═════ SOURCE MATERIAL

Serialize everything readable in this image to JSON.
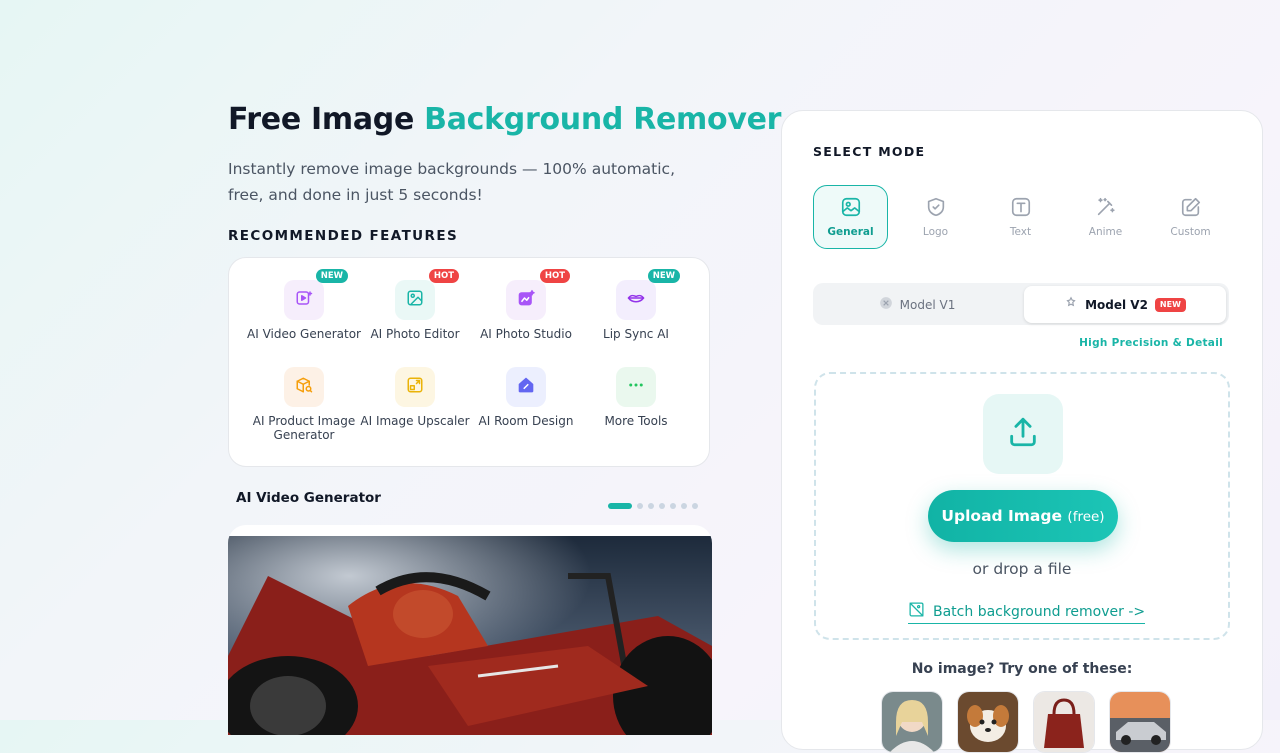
{
  "hero": {
    "title_plain": "Free Image ",
    "title_accent": "Background Remover",
    "subtitle": "Instantly remove image backgrounds — 100% automatic, free, and done in just 5 seconds!"
  },
  "recommended": {
    "label": "RECOMMENDED FEATURES",
    "items": [
      {
        "label": "AI Video Generator",
        "badge": "NEW",
        "icon": "video-sparkle-icon"
      },
      {
        "label": "AI Photo Editor",
        "badge": "HOT",
        "icon": "photo-icon"
      },
      {
        "label": "AI Photo Studio",
        "badge": "HOT",
        "icon": "photo-studio-icon"
      },
      {
        "label": "Lip Sync AI",
        "badge": "NEW",
        "icon": "lips-icon"
      },
      {
        "label": "AI Product Image Generator",
        "badge": "",
        "icon": "product-box-icon"
      },
      {
        "label": "AI Image Upscaler",
        "badge": "",
        "icon": "upscale-icon"
      },
      {
        "label": "AI Room Design",
        "badge": "",
        "icon": "room-design-icon"
      },
      {
        "label": "More Tools",
        "badge": "",
        "icon": "more-dots-icon"
      }
    ]
  },
  "carousel": {
    "title": "AI Video Generator",
    "slide_count": 7,
    "active_index": 0
  },
  "panel": {
    "mode_label": "SELECT MODE",
    "modes": [
      {
        "label": "General",
        "active": true
      },
      {
        "label": "Logo",
        "active": false
      },
      {
        "label": "Text",
        "active": false
      },
      {
        "label": "Anime",
        "active": false
      },
      {
        "label": "Custom",
        "active": false
      }
    ],
    "models": {
      "v1": "Model V1",
      "v2": "Model V2",
      "v2_badge": "NEW",
      "selected": "v2"
    },
    "precision_note": "High Precision & Detail",
    "upload": {
      "button_main": "Upload Image",
      "button_free": "(free)",
      "drop_text": "or drop a file",
      "batch_link": "Batch background remover ->"
    },
    "samples": {
      "prompt": "No image? Try one of these:",
      "count": 4
    }
  },
  "colors": {
    "accent": "#19b5a7",
    "hot_badge": "#ef4444"
  }
}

══════════

REQUIRED WORK: Using the records above, list each line that includes "icon".

FULL ANSWER:
        "icon": "video-sparkle-icon"
        "icon": "photo-icon"
        "icon": "photo-studio-icon"
        "icon": "lips-icon"
        "icon": "product-box-icon"
        "icon": "upscale-icon"
        "icon": "room-design-icon"
        "icon": "more-dots-icon"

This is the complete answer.